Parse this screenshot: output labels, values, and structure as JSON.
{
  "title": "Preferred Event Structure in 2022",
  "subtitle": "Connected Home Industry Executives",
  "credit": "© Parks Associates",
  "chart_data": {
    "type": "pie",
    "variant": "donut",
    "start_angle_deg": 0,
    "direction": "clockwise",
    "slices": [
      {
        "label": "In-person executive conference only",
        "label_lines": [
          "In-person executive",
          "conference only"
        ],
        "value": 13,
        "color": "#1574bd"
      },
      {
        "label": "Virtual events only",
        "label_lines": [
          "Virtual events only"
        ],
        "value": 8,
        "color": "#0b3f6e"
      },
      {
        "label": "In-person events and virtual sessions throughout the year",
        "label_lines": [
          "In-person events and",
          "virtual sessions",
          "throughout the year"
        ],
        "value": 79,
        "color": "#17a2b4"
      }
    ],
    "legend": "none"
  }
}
####################
Copy out each record, keeping every word as it is.

## [Solved problem]
Parse this screenshot: output labels, values, and structure as JSON.
{
  "title": "Preferred Event Structure in 2022",
  "subtitle": "Connected Home Industry Executives",
  "credit": "© Parks Associates",
  "chart_data": {
    "type": "pie",
    "variant": "donut",
    "start_angle_deg": 0,
    "direction": "clockwise",
    "slices": [
      {
        "label": "In-person executive conference only",
        "label_lines": [
          "In-person executive",
          "conference only"
        ],
        "value": 13,
        "color": "#1574bd"
      },
      {
        "label": "Virtual events only",
        "label_lines": [
          "Virtual events only"
        ],
        "value": 8,
        "color": "#0b3f6e"
      },
      {
        "label": "In-person events and virtual sessions throughout the year",
        "label_lines": [
          "In-person events and",
          "virtual sessions",
          "throughout the year"
        ],
        "value": 79,
        "color": "#17a2b4"
      }
    ],
    "legend": "none"
  }
}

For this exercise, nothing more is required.